◆ **Request**
Tally how many lines of these entries hold the string "Francisco". Return the number alone.

◆ **Task inputs**
>>
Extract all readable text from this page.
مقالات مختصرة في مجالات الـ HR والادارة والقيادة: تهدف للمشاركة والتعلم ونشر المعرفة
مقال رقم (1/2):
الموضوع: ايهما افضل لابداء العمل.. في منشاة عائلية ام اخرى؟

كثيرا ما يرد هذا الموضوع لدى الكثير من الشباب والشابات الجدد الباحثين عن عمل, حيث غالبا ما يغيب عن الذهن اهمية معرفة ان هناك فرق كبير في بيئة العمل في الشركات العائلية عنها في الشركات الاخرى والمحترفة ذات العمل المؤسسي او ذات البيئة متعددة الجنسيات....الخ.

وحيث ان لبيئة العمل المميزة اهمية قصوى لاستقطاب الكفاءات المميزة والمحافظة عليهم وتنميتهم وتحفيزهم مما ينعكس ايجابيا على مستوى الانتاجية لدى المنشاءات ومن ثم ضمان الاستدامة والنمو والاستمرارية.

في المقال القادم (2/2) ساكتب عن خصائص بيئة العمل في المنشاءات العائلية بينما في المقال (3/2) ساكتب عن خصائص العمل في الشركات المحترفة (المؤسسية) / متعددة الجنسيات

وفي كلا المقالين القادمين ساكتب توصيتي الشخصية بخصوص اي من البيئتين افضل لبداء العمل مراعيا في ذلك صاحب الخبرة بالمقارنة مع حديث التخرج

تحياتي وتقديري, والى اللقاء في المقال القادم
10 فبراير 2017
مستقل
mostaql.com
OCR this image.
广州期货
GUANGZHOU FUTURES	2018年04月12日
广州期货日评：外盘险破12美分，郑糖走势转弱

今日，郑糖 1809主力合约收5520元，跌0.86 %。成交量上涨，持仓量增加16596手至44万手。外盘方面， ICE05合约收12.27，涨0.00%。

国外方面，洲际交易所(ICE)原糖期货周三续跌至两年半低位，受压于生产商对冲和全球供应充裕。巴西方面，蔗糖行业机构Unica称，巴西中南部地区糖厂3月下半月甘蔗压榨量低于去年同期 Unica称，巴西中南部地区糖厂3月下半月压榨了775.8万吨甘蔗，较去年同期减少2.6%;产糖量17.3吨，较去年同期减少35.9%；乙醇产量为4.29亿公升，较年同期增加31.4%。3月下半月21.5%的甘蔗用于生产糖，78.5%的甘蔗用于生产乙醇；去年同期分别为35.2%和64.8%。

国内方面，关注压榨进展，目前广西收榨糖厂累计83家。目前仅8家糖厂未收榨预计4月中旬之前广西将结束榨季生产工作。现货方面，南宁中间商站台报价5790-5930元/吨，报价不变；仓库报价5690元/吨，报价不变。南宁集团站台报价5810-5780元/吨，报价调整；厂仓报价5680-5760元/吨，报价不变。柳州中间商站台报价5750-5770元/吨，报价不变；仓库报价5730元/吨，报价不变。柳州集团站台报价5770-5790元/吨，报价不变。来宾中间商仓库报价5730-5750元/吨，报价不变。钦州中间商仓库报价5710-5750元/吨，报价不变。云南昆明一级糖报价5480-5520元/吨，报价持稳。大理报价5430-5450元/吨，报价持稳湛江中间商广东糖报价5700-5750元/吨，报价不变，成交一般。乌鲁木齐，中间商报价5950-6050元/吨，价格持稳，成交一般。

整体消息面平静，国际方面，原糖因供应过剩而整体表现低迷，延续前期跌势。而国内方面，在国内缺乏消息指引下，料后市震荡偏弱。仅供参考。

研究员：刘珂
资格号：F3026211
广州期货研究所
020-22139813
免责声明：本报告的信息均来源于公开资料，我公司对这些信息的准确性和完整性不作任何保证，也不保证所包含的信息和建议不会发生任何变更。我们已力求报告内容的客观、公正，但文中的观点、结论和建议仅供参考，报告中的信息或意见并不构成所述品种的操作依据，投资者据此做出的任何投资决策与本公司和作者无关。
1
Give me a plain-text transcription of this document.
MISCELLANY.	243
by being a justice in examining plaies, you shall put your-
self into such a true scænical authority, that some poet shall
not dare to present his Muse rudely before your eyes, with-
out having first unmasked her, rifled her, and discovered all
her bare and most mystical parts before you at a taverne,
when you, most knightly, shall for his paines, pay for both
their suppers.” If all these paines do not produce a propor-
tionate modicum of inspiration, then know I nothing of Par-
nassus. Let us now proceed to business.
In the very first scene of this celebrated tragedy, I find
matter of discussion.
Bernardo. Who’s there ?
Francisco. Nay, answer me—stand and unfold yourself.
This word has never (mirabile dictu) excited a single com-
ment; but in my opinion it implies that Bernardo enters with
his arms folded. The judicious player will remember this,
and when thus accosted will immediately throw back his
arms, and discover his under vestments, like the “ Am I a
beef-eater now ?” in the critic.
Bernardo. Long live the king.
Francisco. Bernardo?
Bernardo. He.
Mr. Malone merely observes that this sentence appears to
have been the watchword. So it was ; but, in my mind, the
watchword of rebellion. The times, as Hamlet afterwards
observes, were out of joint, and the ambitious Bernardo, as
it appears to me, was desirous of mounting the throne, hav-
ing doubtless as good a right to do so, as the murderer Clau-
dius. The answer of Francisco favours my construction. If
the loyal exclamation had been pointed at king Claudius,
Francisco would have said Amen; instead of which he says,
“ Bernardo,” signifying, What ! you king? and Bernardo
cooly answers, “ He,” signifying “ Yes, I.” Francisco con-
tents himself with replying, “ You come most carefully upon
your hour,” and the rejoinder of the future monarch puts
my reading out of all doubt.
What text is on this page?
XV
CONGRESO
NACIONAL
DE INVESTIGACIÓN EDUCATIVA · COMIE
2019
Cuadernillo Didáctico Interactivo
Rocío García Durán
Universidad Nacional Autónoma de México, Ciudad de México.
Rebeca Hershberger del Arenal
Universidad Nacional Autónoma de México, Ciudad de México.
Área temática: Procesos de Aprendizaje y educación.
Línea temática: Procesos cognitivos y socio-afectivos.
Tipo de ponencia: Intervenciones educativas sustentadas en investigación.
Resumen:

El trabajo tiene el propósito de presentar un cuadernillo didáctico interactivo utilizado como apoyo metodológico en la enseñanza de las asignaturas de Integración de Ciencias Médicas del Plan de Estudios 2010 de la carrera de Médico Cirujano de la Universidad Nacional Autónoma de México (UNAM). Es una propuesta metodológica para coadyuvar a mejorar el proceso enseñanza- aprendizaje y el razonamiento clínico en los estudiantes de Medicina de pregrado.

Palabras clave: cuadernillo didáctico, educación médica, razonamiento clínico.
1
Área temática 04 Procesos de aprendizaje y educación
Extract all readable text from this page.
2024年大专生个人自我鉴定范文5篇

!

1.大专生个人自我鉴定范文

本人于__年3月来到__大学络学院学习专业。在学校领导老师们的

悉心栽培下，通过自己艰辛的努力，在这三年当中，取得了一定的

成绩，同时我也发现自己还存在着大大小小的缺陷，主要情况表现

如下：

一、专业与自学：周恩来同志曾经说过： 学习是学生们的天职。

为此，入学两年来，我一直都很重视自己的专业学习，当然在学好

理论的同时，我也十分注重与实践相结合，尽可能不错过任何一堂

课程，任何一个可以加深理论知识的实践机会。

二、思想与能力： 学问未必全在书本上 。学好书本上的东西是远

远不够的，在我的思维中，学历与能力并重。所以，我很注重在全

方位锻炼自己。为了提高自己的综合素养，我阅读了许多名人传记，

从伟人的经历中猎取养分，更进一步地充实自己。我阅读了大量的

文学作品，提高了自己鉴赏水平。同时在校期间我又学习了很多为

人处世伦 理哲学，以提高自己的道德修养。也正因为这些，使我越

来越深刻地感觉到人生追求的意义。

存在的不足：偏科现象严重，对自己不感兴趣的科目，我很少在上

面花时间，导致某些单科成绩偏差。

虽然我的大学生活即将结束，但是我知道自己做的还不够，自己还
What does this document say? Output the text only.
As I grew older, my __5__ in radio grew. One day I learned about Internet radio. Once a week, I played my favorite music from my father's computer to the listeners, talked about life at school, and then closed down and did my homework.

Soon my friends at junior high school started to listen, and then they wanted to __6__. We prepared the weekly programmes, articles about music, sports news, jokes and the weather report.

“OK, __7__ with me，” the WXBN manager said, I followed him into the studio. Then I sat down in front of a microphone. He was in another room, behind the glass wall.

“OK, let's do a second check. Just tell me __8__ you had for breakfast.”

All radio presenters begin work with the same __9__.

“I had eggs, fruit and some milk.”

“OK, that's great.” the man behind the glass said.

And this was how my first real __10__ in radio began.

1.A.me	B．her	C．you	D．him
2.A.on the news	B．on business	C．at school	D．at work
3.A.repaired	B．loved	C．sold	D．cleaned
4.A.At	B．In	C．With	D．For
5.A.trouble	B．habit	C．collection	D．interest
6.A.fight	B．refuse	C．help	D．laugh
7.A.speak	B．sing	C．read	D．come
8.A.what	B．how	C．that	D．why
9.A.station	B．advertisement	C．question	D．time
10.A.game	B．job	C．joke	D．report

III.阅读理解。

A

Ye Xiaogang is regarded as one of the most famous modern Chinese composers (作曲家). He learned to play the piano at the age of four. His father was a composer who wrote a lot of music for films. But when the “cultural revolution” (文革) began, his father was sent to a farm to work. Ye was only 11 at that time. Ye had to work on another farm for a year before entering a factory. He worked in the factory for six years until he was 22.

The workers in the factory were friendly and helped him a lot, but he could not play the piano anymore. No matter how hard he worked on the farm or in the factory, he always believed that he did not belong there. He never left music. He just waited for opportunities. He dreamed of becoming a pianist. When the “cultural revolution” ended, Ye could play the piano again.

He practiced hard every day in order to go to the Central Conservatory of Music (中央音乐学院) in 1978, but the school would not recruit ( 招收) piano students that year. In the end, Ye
<<
◆ **Solution**
5